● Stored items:

[Begin]

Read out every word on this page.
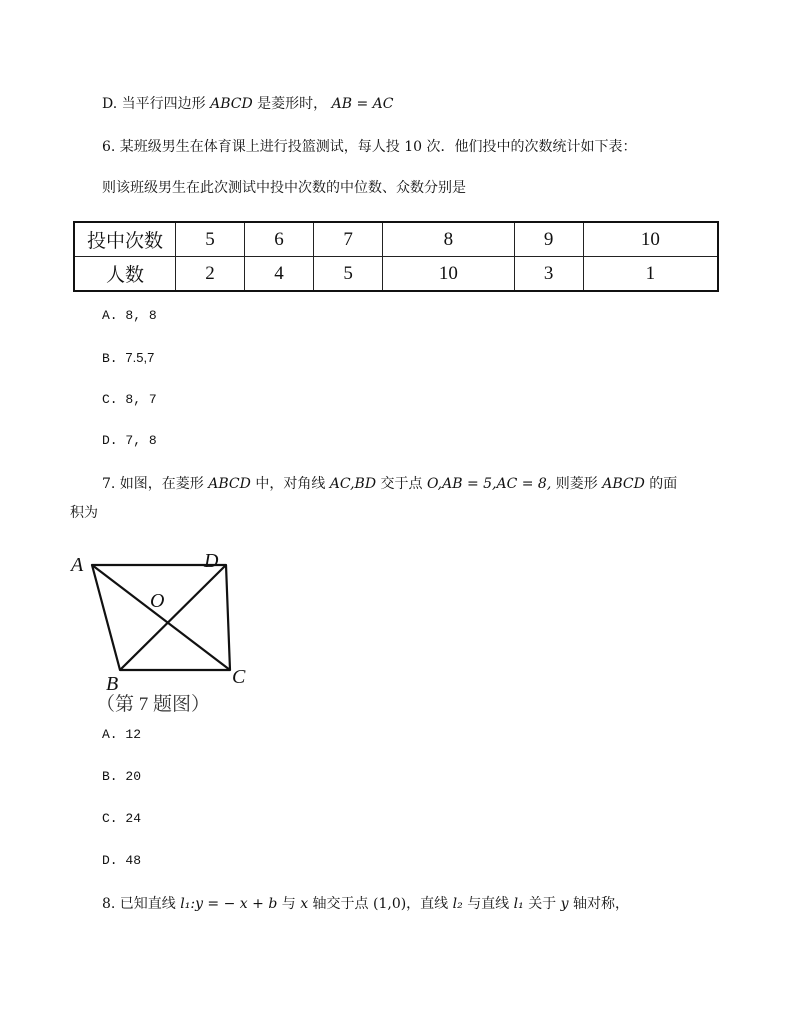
D. 当平行四边形 ABCD 是菱形时， AB = AC
6. 某班级男生在体育课上进行投篮测试，每人投 10 次．他们投中的次数统计如下表：
则该班级男生在此次测试中投中次数的中位数、众数分别是
投中次数	5	6	7	8	9	10
人数	2	4	5	10	3	1
A. 8, 8
B. 7.5,7
C. 8, 7
D. 7, 8
7. 如图，在菱形 ABCD 中，对角线 AC,BD 交于点 O,AB = 5,AC = 8, 则菱形 ABCD 的面
积为
A	D
O
B	C
（第 7 题图）
A. 12
B. 20
C. 24
D. 48
8. 已知直线 l₁:y = − x + b 与 x 轴交于点 (1,0)，直线 l₂ 与直线 l₁ 关于 y 轴对称，
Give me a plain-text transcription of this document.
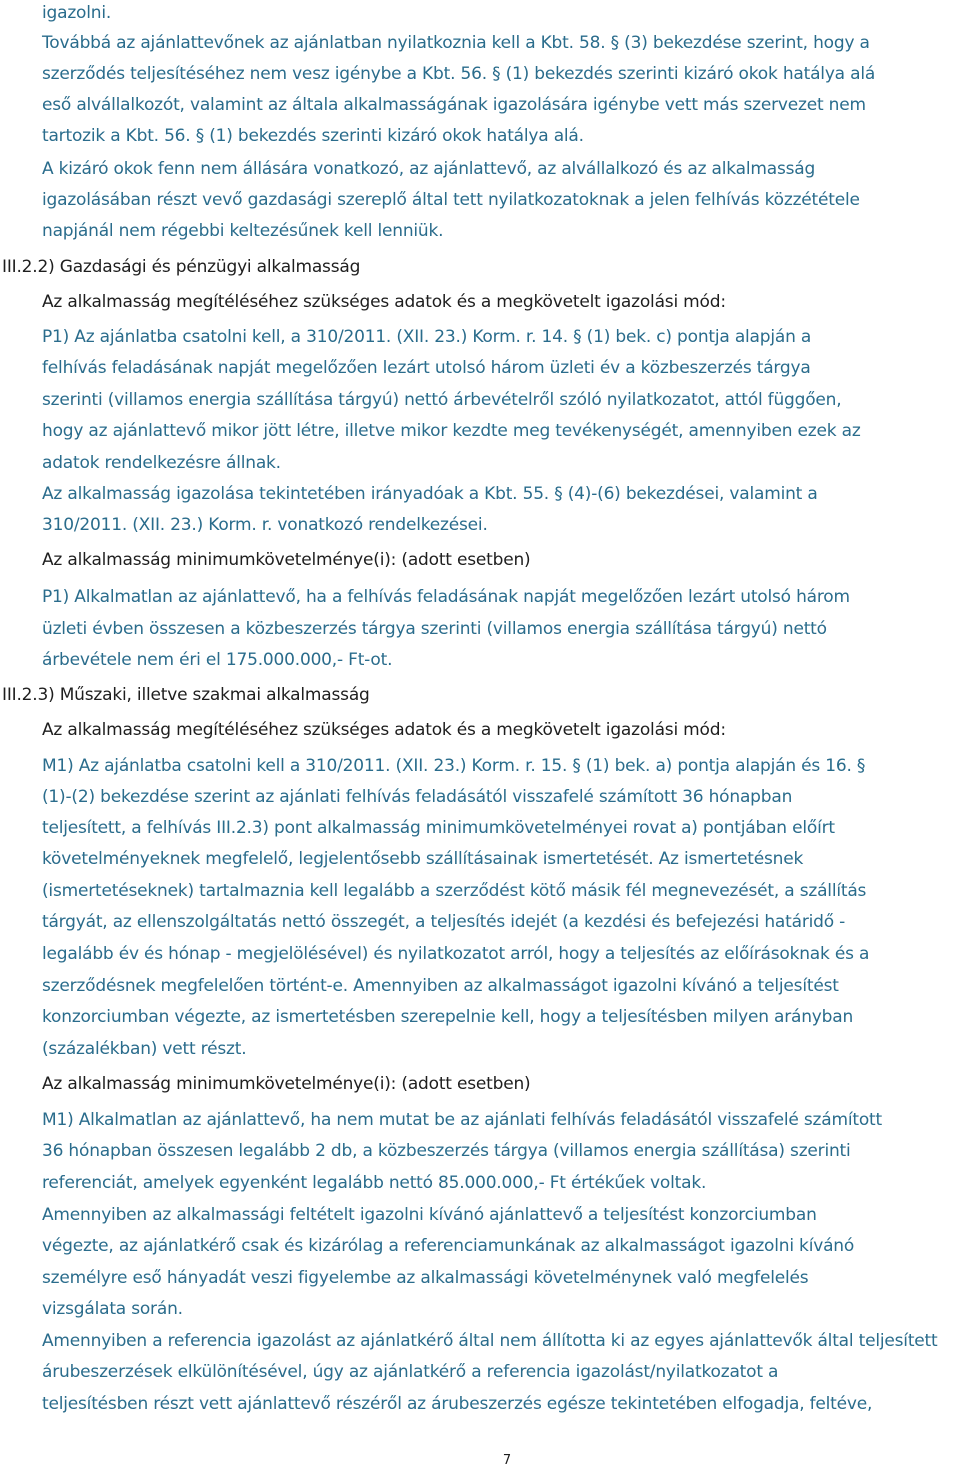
igazolni.
Továbbá az ajánlattevőnek az ajánlatban nyilatkoznia kell a Kbt. 58. § (3) bekezdése szerint, hogy a
szerződés teljesítéséhez nem vesz igénybe a Kbt. 56. § (1) bekezdés szerinti kizáró okok hatálya alá
eső alvállalkozót, valamint az általa alkalmasságának igazolására igénybe vett más szervezet nem
tartozik a Kbt. 56. § (1) bekezdés szerinti kizáró okok hatálya alá.
A kizáró okok fenn nem állására vonatkozó, az ajánlattevő, az alvállalkozó és az alkalmasság
igazolásában részt vevő gazdasági szereplő által tett nyilatkozatoknak a jelen felhívás közzététele
napjánál nem régebbi keltezésűnek kell lenniük.
III.2.2) Gazdasági és pénzügyi alkalmasság
Az alkalmasság megítéléséhez szükséges adatok és a megkövetelt igazolási mód:
P1) Az ajánlatba csatolni kell, a 310/2011. (XII. 23.) Korm. r. 14. § (1) bek. c) pontja alapján a
felhívás feladásának napját megelőzően lezárt utolsó három üzleti év a közbeszerzés tárgya
szerinti (villamos energia szállítása tárgyú) nettó árbevételről szóló nyilatkozatot, attól függően,
hogy az ajánlattevő mikor jött létre, illetve mikor kezdte meg tevékenységét, amennyiben ezek az
adatok rendelkezésre állnak.
Az alkalmasság igazolása tekintetében irányadóak a Kbt. 55. § (4)-(6) bekezdései, valamint a
310/2011. (XII. 23.) Korm. r. vonatkozó rendelkezései.
Az alkalmasság minimumkövetelménye(i): (adott esetben)
P1) Alkalmatlan az ajánlattevő, ha a felhívás feladásának napját megelőzően lezárt utolsó három
üzleti évben összesen a közbeszerzés tárgya szerinti (villamos energia szállítása tárgyú) nettó
árbevétele nem éri el 175.000.000,- Ft-ot.
III.2.3) Műszaki, illetve szakmai alkalmasság
Az alkalmasság megítéléséhez szükséges adatok és a megkövetelt igazolási mód:
M1) Az ajánlatba csatolni kell a 310/2011. (XII. 23.) Korm. r. 15. § (1) bek. a) pontja alapján és 16. §
(1)-(2) bekezdése szerint az ajánlati felhívás feladásától visszafelé számított 36 hónapban
teljesített, a felhívás III.2.3) pont alkalmasság minimumkövetelményei rovat a) pontjában előírt
követelményeknek megfelelő, legjelentősebb szállításainak ismertetését. Az ismertetésnek
(ismertetéseknek) tartalmaznia kell legalább a szerződést kötő másik fél megnevezését, a szállítás
tárgyát, az ellenszolgáltatás nettó összegét, a teljesítés idejét (a kezdési és befejezési határidő -
legalább év és hónap - megjelölésével) és nyilatkozatot arról, hogy a teljesítés az előírásoknak és a
szerződésnek megfelelően történt-e. Amennyiben az alkalmasságot igazolni kívánó a teljesítést
konzorciumban végezte, az ismertetésben szerepelnie kell, hogy a teljesítésben milyen arányban
(százalékban) vett részt.
Az alkalmasság minimumkövetelménye(i): (adott esetben)
M1) Alkalmatlan az ajánlattevő, ha nem mutat be az ajánlati felhívás feladásától visszafelé számított
36 hónapban összesen legalább 2 db, a közbeszerzés tárgya (villamos energia szállítása) szerinti
referenciát, amelyek egyenként legalább nettó 85.000.000,- Ft értékűek voltak.
Amennyiben az alkalmassági feltételt igazolni kívánó ajánlattevő a teljesítést konzorciumban
végezte, az ajánlatkérő csak és kizárólag a referenciamunkának az alkalmasságot igazolni kívánó
személyre eső hányadát veszi figyelembe az alkalmassági követelménynek való megfelelés
vizsgálata során.
Amennyiben a referencia igazolást az ajánlatkérő által nem állította ki az egyes ajánlattevők által teljesített
árubeszerzések elkülönítésével, úgy az ajánlatkérő a referencia igazolást/nyilatkozatot a
teljesítésben részt vett ajánlattevő részéről az árubeszerzés egésze tekintetében elfogadja, feltéve,
7
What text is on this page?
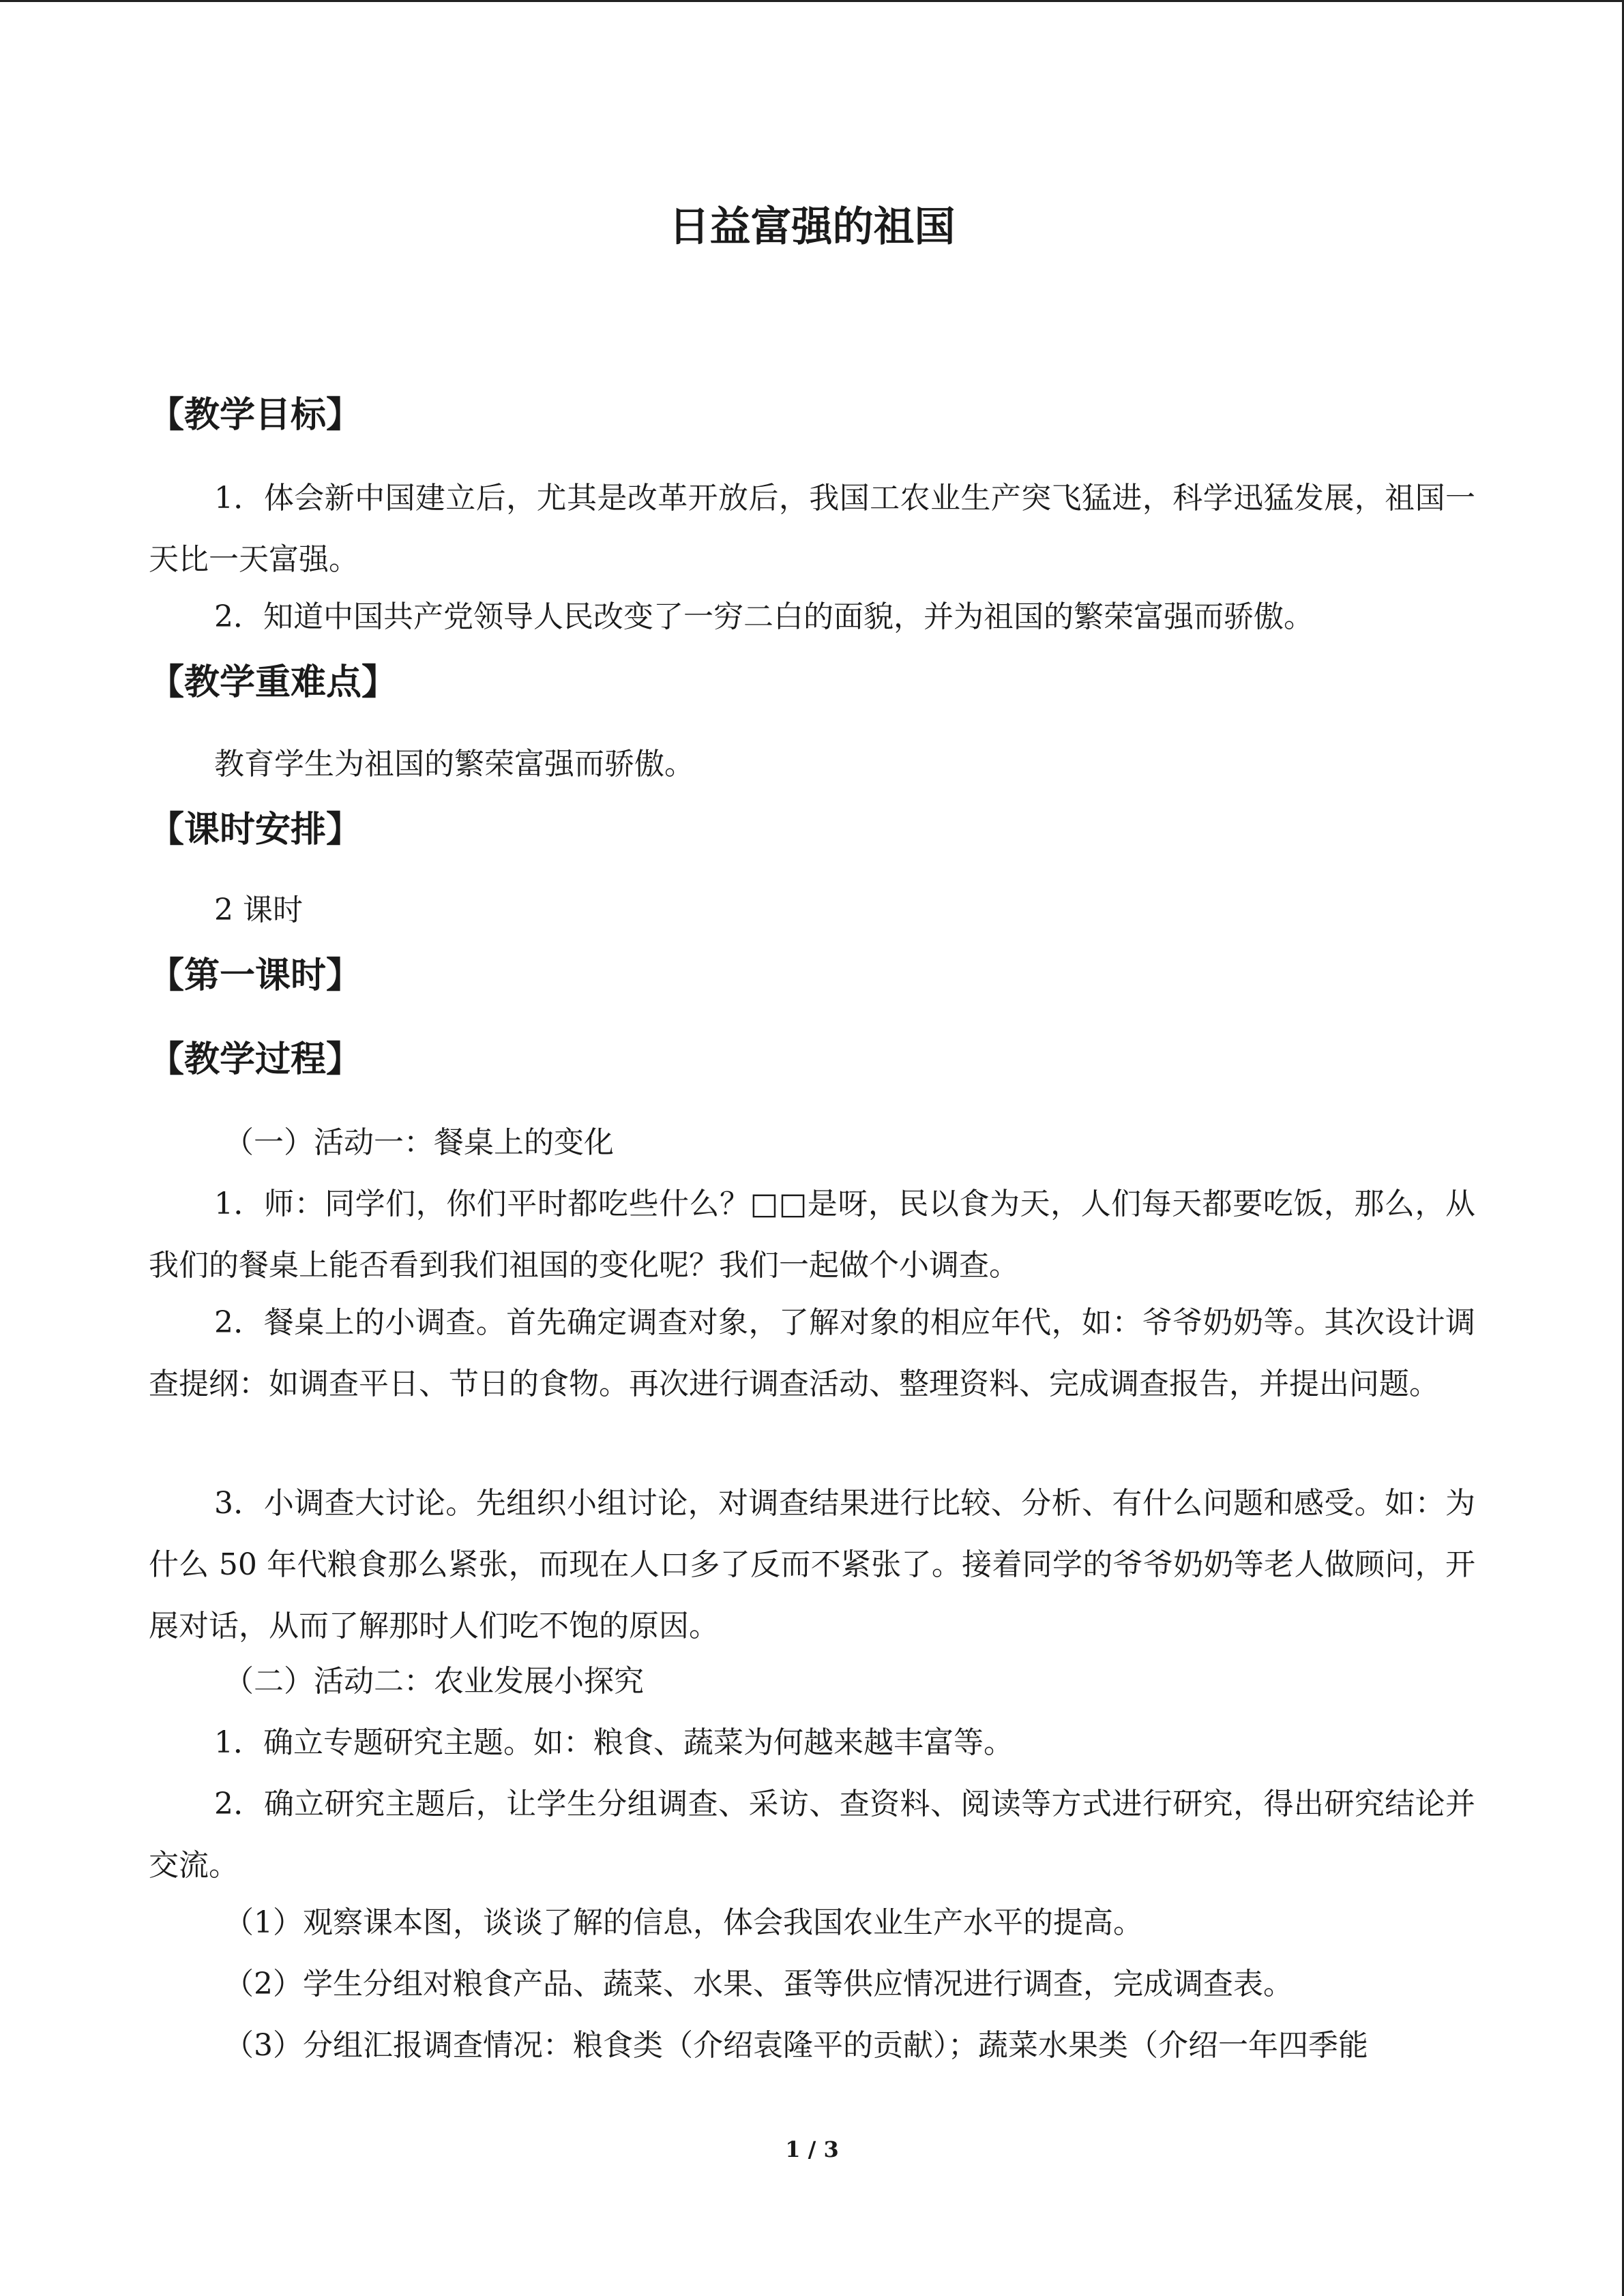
日益富强的祖国
【教学目标】

1．体会新中国建立后，尤其是改革开放后，我国工农业生产突飞猛进，科学迅猛发展，祖国一天比一天富强。

2．知道中国共产党领导人民改变了一穷二白的面貌，并为祖国的繁荣富强而骄傲。

【教学重难点】

教育学生为祖国的繁荣富强而骄傲。

【课时安排】

2 课时

【第一课时】
【教学过程】

（一）活动一：餐桌上的变化

1．师：同学们，你们平时都吃些什么？□□是呀，民以食为天，人们每天都要吃饭，那么，从我们的餐桌上能否看到我们祖国的变化呢？我们一起做个小调查。

2．餐桌上的小调查。首先确定调查对象，了解对象的相应年代，如：爷爷奶奶等。其次设计调查提纲：如调查平日、节日的食物。再次进行调查活动、整理资料、完成调查报告，并提出问题。

3．小调查大讨论。先组织小组讨论，对调查结果进行比较、分析、有什么问题和感受。如：为什么 50 年代粮食那么紧张，而现在人口多了反而不紧张了。接着同学的爷爷奶奶等老人做顾问，开展对话，从而了解那时人们吃不饱的原因。

（二）活动二：农业发展小探究

1．确立专题研究主题。如：粮食、蔬菜为何越来越丰富等。

2．确立研究主题后，让学生分组调查、采访、查资料、阅读等方式进行研究，得出研究结论并交流。

（1）观察课本图，谈谈了解的信息，体会我国农业生产水平的提高。

（2）学生分组对粮食产品、蔬菜、水果、蛋等供应情况进行调查，完成调查表。

（3）分组汇报调查情况：粮食类（介绍袁隆平的贡献）；蔬菜水果类（介绍一年四季能

1 / 3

[End]

● Request: In the data above, find the line containing "What text is on this page?"; from there, please write out each line through the end, exactly, with the pictures omitted.

● Solution:
What text is on this page?
日益富强的祖国
【教学目标】

1．体会新中国建立后，尤其是改革开放后，我国工农业生产突飞猛进，科学迅猛发展，祖国一天比一天富强。

2．知道中国共产党领导人民改变了一穷二白的面貌，并为祖国的繁荣富强而骄傲。

【教学重难点】

教育学生为祖国的繁荣富强而骄傲。

【课时安排】

2 课时

【第一课时】
【教学过程】

（一）活动一：餐桌上的变化

1．师：同学们，你们平时都吃些什么？□□是呀，民以食为天，人们每天都要吃饭，那么，从我们的餐桌上能否看到我们祖国的变化呢？我们一起做个小调查。

2．餐桌上的小调查。首先确定调查对象，了解对象的相应年代，如：爷爷奶奶等。其次设计调查提纲：如调查平日、节日的食物。再次进行调查活动、整理资料、完成调查报告，并提出问题。

3．小调查大讨论。先组织小组讨论，对调查结果进行比较、分析、有什么问题和感受。如：为什么 50 年代粮食那么紧张，而现在人口多了反而不紧张了。接着同学的爷爷奶奶等老人做顾问，开展对话，从而了解那时人们吃不饱的原因。

（二）活动二：农业发展小探究

1．确立专题研究主题。如：粮食、蔬菜为何越来越丰富等。

2．确立研究主题后，让学生分组调查、采访、查资料、阅读等方式进行研究，得出研究结论并交流。

（1）观察课本图，谈谈了解的信息，体会我国农业生产水平的提高。

（2）学生分组对粮食产品、蔬菜、水果、蛋等供应情况进行调查，完成调查表。

（3）分组汇报调查情况：粮食类（介绍袁隆平的贡献）；蔬菜水果类（介绍一年四季能

1 / 3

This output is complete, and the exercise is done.